- Data provided
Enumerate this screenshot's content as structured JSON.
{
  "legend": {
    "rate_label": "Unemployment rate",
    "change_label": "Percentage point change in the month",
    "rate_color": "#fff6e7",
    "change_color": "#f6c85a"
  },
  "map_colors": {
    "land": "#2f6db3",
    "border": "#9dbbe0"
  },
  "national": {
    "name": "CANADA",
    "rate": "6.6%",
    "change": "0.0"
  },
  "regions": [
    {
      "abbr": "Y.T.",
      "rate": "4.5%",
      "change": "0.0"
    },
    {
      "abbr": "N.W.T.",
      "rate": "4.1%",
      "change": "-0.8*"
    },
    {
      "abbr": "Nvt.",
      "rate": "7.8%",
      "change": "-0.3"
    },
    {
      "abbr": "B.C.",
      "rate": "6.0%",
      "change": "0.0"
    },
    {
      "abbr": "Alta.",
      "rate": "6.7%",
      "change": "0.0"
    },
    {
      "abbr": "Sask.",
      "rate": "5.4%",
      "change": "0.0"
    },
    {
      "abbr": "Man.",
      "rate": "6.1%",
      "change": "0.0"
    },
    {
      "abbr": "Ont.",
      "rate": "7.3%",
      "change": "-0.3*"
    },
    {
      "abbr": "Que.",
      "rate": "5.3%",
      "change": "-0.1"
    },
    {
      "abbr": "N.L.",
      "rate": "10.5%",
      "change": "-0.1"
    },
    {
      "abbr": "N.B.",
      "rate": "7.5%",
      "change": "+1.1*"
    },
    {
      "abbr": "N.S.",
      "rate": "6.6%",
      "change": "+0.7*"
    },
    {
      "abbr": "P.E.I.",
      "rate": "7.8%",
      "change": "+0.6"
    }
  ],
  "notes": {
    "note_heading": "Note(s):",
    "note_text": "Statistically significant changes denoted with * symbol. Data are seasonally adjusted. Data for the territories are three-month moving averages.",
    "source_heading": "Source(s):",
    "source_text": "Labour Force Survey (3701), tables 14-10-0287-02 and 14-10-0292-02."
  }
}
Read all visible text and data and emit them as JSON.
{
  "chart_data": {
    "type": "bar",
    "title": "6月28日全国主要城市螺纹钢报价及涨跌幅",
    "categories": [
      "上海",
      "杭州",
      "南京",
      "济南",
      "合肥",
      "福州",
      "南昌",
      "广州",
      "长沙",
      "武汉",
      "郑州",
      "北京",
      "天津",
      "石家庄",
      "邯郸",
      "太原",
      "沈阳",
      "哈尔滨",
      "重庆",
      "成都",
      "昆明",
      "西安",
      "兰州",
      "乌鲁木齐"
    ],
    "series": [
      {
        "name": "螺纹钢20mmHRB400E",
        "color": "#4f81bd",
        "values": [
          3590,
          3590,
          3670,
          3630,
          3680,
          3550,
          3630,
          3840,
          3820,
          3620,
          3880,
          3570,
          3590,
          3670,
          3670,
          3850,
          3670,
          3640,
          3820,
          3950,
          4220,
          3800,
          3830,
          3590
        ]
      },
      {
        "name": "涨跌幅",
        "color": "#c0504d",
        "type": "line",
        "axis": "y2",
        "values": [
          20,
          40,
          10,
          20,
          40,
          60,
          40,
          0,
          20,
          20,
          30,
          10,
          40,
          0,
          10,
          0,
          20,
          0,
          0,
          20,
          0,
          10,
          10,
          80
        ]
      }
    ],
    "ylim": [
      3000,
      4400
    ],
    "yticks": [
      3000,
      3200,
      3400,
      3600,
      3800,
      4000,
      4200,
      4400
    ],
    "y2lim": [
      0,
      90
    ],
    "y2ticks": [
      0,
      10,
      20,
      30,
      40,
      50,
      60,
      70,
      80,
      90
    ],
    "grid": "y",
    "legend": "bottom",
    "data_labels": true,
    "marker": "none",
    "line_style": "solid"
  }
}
...
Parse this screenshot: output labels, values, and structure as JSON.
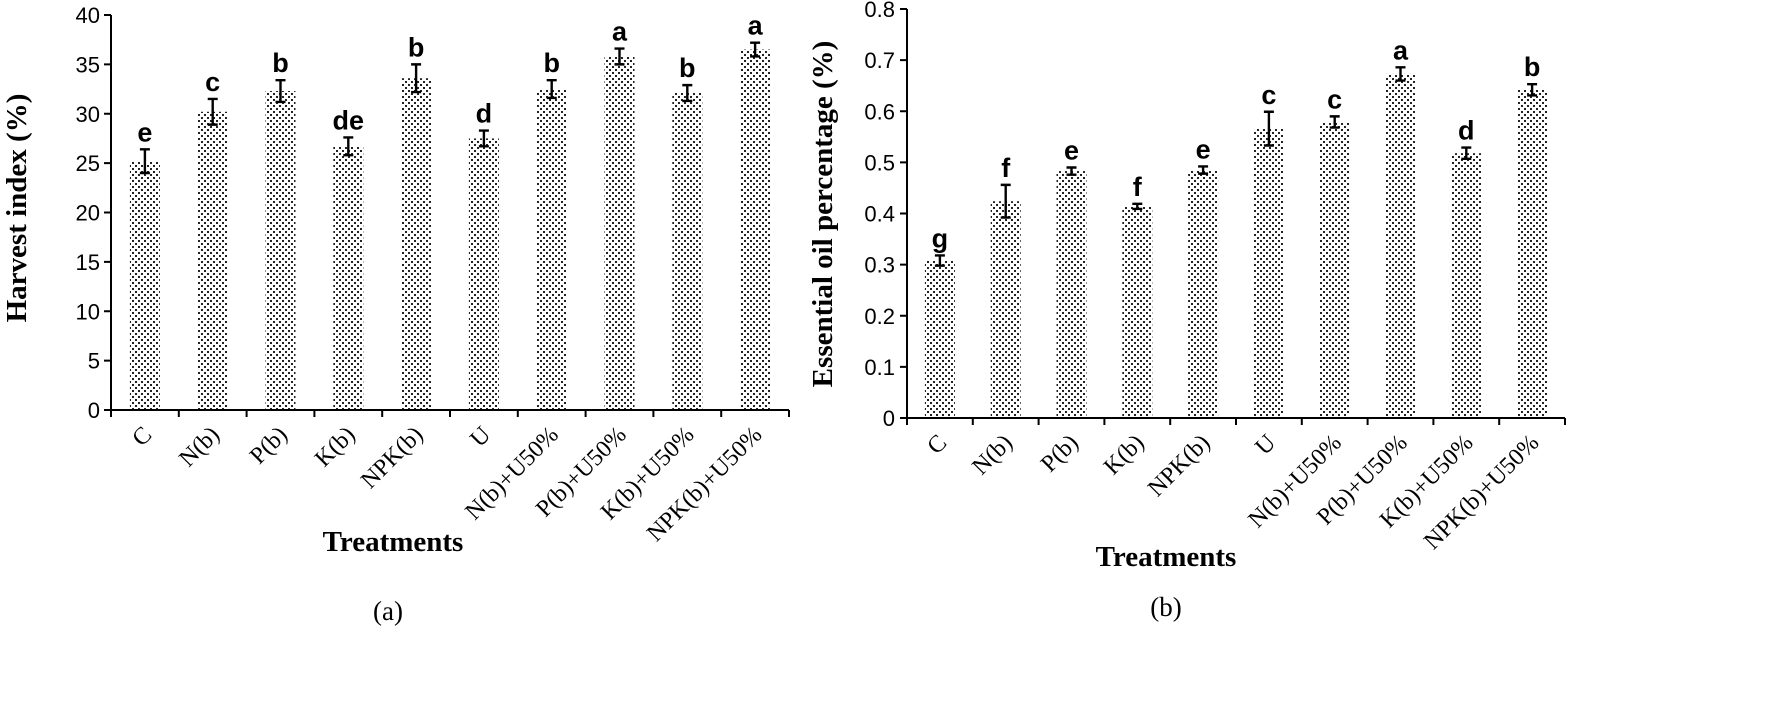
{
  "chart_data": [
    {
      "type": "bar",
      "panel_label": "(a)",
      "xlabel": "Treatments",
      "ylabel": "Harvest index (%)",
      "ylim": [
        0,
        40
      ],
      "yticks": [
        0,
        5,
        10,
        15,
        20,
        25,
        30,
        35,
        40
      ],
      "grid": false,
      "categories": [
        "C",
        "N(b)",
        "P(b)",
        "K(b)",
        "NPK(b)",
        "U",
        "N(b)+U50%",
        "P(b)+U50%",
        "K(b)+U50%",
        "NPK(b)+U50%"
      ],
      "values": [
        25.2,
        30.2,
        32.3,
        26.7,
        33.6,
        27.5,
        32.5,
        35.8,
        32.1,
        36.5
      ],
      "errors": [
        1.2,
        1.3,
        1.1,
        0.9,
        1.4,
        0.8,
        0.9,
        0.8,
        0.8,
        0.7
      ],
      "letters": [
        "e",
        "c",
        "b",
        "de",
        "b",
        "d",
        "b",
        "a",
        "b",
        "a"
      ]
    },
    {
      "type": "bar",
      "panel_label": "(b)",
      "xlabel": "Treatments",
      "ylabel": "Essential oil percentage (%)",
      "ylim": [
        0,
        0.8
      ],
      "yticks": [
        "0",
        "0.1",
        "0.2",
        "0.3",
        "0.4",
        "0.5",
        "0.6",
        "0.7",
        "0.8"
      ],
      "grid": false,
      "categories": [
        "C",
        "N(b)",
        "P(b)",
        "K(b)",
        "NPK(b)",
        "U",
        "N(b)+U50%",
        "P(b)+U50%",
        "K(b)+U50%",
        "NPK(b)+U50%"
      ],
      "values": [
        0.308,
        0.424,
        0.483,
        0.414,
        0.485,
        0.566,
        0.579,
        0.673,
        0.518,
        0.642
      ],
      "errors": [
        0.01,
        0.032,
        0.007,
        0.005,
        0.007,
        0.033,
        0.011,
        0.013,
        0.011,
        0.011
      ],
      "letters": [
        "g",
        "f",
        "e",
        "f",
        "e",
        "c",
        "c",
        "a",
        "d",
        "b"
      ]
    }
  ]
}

- Work to complete
Copy out every line of the listing that includes the string "month".

- Exercise output
    "change_label": "Percentage point change in the month",
    "note_text": "Statistically significant changes denoted with * symbol. Data are seasonally adjusted. Data for the territories are three-month moving averages.",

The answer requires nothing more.